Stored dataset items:
▬▬▬▬▬▬
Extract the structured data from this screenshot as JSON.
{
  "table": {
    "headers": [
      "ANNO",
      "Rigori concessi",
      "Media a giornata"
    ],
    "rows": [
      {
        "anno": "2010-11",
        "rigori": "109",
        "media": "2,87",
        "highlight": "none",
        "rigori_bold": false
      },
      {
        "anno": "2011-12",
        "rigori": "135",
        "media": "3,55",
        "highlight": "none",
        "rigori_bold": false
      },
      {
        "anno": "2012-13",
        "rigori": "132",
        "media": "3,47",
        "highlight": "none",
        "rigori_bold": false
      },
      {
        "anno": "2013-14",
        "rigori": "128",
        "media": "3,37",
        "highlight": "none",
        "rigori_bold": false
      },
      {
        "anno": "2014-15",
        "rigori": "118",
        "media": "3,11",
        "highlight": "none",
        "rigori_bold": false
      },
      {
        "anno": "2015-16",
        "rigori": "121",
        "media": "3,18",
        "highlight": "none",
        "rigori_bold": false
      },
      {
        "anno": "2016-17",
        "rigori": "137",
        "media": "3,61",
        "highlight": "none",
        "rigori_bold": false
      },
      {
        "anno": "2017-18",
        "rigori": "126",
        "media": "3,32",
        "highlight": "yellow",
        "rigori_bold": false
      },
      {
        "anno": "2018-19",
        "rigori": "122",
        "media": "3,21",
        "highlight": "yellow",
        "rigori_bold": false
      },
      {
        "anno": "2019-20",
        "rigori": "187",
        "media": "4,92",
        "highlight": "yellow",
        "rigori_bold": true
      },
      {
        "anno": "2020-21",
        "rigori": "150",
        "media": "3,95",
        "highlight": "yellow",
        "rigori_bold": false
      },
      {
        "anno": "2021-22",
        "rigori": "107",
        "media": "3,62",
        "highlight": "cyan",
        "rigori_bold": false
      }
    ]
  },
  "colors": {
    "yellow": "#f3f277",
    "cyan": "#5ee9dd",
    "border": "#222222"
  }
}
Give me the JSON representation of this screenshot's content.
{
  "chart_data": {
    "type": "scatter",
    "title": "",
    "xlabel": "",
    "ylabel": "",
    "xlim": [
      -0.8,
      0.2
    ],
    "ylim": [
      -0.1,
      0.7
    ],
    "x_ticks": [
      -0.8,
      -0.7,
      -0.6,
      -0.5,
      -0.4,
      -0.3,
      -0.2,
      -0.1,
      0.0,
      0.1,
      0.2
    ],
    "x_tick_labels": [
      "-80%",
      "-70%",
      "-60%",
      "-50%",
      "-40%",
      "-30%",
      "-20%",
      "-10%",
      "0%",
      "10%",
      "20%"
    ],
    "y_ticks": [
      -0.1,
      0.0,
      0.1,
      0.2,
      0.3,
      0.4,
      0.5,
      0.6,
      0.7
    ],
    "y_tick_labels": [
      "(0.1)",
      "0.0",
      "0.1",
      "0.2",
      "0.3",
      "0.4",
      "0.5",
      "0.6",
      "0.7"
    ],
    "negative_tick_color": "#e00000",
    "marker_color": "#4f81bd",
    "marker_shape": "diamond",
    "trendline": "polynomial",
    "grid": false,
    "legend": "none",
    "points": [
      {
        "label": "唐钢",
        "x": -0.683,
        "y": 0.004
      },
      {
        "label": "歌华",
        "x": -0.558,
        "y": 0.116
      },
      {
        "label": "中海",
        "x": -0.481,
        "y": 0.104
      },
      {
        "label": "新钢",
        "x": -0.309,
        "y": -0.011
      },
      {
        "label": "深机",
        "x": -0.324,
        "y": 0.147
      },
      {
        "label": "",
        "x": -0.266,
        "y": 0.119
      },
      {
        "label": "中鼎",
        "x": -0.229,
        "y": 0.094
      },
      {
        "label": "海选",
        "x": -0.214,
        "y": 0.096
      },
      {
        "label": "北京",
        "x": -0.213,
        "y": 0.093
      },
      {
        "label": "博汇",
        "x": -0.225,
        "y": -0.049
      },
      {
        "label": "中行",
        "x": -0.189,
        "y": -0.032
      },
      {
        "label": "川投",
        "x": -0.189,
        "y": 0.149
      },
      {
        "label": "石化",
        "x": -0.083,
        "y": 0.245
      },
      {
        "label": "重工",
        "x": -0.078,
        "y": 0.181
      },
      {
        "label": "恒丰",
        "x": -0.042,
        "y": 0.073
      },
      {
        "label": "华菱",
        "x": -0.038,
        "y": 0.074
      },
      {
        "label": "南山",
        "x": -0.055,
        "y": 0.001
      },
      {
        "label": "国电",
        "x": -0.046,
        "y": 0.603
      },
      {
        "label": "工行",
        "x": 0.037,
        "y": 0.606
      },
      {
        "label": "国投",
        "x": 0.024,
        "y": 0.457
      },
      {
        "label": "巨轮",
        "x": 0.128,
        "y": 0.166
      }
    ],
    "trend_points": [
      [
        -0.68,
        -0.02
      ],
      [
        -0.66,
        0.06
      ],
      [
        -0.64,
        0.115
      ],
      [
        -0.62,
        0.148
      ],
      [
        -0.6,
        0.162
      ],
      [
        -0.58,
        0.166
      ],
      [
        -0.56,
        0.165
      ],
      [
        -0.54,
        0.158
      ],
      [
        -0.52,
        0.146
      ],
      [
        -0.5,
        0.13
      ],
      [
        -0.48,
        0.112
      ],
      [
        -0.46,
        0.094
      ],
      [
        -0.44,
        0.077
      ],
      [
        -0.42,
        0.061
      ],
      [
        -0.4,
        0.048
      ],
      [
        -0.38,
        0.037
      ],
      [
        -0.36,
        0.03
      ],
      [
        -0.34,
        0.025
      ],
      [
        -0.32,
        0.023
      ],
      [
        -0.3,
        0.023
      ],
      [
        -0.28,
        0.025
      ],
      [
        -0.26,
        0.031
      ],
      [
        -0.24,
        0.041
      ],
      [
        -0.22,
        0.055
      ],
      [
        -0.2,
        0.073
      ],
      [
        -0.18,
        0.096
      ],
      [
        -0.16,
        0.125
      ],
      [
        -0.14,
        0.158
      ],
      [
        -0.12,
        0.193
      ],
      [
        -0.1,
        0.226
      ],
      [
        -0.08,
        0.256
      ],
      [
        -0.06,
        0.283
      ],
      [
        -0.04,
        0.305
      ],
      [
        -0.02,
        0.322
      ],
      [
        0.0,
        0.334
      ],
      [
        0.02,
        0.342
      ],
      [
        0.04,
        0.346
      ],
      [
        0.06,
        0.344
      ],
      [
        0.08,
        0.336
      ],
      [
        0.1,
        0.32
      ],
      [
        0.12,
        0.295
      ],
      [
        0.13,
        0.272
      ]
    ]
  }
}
▬▬▬▬▬▬
Using the listing, collect all lines in which the string "JSON" is found.

Extract the structured data from this screenshot as JSON.
Give me the JSON representation of this screenshot's content.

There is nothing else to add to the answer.